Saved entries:
◆ ◆ ◆

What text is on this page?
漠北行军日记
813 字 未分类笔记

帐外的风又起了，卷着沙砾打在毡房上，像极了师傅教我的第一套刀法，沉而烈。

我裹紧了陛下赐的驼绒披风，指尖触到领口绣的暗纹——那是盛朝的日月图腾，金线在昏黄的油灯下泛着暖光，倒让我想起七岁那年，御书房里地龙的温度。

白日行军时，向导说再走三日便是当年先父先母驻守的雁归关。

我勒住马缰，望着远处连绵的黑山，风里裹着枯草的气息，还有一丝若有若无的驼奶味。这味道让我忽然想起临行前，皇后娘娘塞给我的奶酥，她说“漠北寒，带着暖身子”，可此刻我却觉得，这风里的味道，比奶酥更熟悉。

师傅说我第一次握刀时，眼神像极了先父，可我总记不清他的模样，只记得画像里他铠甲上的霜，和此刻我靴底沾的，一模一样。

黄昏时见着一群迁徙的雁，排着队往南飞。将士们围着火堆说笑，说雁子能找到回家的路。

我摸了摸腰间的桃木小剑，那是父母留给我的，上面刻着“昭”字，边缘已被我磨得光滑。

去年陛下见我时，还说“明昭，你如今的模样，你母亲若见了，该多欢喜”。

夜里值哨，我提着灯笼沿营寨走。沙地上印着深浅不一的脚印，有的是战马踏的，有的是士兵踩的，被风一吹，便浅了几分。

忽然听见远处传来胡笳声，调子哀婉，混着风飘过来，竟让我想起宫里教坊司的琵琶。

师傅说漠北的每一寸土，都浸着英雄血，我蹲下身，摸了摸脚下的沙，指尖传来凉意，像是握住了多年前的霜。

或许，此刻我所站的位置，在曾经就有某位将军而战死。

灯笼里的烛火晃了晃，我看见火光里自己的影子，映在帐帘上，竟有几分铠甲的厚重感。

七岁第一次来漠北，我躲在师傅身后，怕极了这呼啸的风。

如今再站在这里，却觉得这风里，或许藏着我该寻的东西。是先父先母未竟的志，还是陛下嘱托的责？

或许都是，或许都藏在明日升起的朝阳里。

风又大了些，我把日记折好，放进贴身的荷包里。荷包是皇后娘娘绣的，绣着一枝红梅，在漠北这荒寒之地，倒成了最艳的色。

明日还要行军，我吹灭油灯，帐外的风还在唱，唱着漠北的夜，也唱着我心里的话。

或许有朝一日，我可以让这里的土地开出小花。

◆ ◆ ◆

- [EXERCISE INSTRUCTIONS]: Transcribe the material exactly as it reads.

- [FULL RESPONSE]:
What text is on this page?
漠北行军日记
813 字 未分类笔记

帐外的风又起了，卷着沙砾打在毡房上，像极了师傅教我的第一套刀法，沉而烈。

我裹紧了陛下赐的驼绒披风，指尖触到领口绣的暗纹——那是盛朝的日月图腾，金线在昏黄的油灯下泛着暖光，倒让我想起七岁那年，御书房里地龙的温度。

白日行军时，向导说再走三日便是当年先父先母驻守的雁归关。

我勒住马缰，望着远处连绵的黑山，风里裹着枯草的气息，还有一丝若有若无的驼奶味。这味道让我忽然想起临行前，皇后娘娘塞给我的奶酥，她说“漠北寒，带着暖身子”，可此刻我却觉得，这风里的味道，比奶酥更熟悉。

师傅说我第一次握刀时，眼神像极了先父，可我总记不清他的模样，只记得画像里他铠甲上的霜，和此刻我靴底沾的，一模一样。

黄昏时见着一群迁徙的雁，排着队往南飞。将士们围着火堆说笑，说雁子能找到回家的路。

我摸了摸腰间的桃木小剑，那是父母留给我的，上面刻着“昭”字，边缘已被我磨得光滑。

去年陛下见我时，还说“明昭，你如今的模样，你母亲若见了，该多欢喜”。

夜里值哨，我提着灯笼沿营寨走。沙地上印着深浅不一的脚印，有的是战马踏的，有的是士兵踩的，被风一吹，便浅了几分。

忽然听见远处传来胡笳声，调子哀婉，混着风飘过来，竟让我想起宫里教坊司的琵琶。

师傅说漠北的每一寸土，都浸着英雄血，我蹲下身，摸了摸脚下的沙，指尖传来凉意，像是握住了多年前的霜。

或许，此刻我所站的位置，在曾经就有某位将军而战死。

灯笼里的烛火晃了晃，我看见火光里自己的影子，映在帐帘上，竟有几分铠甲的厚重感。

七岁第一次来漠北，我躲在师傅身后，怕极了这呼啸的风。

如今再站在这里，却觉得这风里，或许藏着我该寻的东西。是先父先母未竟的志，还是陛下嘱托的责？

或许都是，或许都藏在明日升起的朝阳里。

风又大了些，我把日记折好，放进贴身的荷包里。荷包是皇后娘娘绣的，绣着一枝红梅，在漠北这荒寒之地，倒成了最艳的色。

明日还要行军，我吹灭油灯，帐外的风还在唱，唱着漠北的夜，也唱着我心里的话。

或许有朝一日，我可以让这里的土地开出小花。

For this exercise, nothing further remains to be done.